▸ **Given problem**
Gather all lines containing the string "pink" and copy them out.

══════════════════════════════

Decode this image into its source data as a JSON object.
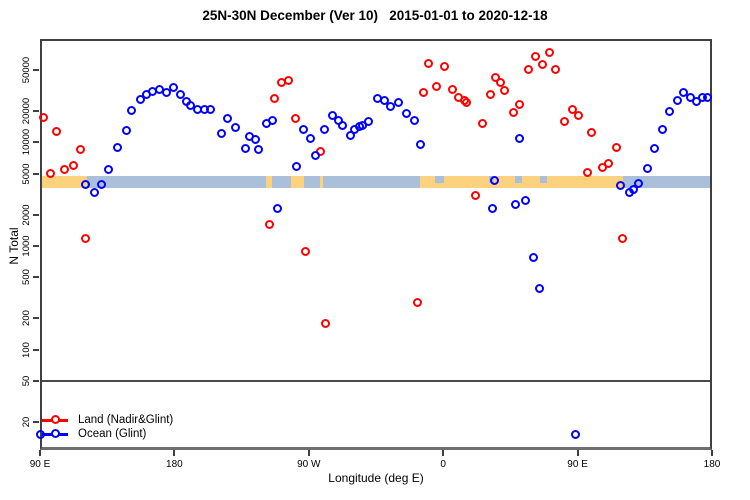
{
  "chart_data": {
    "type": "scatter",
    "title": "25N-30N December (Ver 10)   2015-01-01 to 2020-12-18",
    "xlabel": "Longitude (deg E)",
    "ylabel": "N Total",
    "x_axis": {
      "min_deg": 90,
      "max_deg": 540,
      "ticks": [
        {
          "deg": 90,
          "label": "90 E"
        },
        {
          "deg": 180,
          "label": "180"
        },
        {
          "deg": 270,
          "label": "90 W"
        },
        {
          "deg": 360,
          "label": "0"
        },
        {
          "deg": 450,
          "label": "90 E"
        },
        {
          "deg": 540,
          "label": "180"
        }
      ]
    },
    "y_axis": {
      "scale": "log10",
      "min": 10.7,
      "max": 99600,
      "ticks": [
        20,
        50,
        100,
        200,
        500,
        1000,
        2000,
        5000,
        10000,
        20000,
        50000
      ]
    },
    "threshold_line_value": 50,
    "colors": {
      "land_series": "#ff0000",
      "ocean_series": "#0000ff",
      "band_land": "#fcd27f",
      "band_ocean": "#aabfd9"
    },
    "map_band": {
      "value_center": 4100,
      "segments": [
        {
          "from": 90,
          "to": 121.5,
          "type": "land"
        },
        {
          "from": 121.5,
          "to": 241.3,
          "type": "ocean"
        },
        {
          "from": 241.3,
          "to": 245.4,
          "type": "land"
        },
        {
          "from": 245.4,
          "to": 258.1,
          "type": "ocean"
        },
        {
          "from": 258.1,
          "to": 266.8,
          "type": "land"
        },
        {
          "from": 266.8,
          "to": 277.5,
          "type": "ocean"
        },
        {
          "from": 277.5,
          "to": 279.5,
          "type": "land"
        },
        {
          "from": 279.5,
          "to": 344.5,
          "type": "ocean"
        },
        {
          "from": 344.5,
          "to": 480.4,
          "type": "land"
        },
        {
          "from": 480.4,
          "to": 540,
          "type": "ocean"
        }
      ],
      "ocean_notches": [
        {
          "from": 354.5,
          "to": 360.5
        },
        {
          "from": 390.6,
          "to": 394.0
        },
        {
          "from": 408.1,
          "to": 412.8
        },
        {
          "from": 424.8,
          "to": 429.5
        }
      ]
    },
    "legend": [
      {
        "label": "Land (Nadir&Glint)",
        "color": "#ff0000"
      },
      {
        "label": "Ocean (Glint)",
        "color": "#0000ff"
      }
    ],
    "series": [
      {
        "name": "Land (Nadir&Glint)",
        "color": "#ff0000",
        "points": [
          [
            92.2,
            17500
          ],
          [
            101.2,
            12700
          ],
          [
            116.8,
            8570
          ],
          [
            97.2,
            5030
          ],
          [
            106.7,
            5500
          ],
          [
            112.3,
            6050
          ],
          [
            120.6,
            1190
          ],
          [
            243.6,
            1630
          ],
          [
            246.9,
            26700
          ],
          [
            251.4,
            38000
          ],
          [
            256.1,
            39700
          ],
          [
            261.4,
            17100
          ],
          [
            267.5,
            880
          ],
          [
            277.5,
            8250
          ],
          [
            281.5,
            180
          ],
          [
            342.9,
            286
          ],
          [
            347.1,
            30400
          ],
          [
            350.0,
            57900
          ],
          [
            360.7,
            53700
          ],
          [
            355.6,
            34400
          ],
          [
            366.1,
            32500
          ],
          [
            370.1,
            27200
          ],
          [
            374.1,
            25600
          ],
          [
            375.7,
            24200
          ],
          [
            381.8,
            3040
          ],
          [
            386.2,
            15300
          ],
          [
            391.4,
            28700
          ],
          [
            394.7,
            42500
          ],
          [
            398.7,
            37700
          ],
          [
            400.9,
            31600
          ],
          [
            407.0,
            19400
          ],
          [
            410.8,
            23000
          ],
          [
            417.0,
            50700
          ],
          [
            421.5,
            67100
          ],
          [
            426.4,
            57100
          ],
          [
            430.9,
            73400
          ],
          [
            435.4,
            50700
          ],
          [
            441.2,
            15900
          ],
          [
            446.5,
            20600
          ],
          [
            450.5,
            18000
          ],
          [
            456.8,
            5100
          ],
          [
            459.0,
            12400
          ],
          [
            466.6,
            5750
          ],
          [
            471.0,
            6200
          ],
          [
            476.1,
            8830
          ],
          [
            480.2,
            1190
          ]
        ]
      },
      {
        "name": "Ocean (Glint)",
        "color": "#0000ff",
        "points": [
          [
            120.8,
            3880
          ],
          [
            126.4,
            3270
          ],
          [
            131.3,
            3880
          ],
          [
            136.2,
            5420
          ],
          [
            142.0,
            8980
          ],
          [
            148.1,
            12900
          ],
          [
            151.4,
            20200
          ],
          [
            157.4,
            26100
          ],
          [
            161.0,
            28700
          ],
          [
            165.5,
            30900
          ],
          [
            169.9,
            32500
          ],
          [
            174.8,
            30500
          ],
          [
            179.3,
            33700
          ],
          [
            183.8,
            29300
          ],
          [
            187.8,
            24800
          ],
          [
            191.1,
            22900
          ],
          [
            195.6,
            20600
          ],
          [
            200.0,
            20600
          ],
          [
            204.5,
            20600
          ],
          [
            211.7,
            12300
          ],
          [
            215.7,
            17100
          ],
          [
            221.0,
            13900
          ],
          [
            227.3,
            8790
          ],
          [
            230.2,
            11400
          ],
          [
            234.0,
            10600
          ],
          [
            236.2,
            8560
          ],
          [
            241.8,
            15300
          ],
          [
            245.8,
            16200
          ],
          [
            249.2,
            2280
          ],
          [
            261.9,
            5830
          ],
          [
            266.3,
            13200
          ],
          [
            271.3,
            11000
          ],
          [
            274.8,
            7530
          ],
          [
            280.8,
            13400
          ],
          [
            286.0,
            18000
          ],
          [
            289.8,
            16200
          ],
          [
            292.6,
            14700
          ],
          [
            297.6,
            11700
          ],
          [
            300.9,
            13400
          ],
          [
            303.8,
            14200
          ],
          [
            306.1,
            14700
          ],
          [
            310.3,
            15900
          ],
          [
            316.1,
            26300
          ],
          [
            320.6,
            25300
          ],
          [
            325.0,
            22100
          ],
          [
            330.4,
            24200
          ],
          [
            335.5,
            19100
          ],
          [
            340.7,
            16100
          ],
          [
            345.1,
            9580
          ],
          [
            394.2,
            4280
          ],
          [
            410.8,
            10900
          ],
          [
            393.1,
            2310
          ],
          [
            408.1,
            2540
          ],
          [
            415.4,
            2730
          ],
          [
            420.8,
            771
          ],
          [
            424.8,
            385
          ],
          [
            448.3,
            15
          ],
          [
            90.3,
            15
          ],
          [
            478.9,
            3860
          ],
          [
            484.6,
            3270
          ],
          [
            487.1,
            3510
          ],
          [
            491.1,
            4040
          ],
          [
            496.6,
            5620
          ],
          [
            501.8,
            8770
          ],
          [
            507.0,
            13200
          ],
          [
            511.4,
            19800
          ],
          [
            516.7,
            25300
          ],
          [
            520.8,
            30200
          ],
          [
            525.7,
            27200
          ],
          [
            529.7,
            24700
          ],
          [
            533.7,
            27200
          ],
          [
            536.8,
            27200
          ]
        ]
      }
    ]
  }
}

══════════════════════════════

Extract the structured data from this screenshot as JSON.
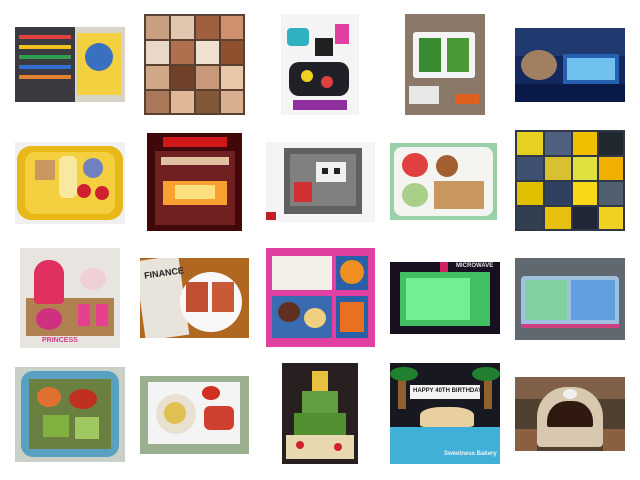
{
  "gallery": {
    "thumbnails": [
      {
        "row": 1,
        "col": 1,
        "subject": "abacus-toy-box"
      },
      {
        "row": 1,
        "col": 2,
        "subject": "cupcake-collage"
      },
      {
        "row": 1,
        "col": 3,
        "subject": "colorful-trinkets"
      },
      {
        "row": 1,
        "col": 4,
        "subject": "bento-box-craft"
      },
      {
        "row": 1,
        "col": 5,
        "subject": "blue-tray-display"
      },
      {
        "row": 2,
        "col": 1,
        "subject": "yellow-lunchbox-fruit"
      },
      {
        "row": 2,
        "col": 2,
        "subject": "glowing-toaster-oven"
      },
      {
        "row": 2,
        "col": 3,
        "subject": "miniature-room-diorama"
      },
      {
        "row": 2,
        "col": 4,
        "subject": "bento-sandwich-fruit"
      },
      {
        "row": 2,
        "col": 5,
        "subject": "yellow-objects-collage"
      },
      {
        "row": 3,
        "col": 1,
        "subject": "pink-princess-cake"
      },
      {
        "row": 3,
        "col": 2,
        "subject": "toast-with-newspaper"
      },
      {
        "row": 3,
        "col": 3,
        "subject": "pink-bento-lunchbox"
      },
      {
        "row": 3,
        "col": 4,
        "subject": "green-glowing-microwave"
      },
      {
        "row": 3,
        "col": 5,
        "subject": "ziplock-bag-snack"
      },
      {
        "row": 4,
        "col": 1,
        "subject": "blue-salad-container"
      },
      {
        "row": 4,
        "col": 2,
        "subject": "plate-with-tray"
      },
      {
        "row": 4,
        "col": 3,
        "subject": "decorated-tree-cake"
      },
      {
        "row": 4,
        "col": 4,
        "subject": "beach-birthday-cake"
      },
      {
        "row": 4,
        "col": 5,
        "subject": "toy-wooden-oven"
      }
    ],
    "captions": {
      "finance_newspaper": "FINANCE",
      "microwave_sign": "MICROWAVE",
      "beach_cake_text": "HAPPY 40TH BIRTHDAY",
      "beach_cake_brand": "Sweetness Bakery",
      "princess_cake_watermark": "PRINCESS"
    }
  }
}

══════════════════════════════

▸ **Exercise result**
        "subject": "pink-princess-cake"
        "subject": "pink-bento-lunchbox"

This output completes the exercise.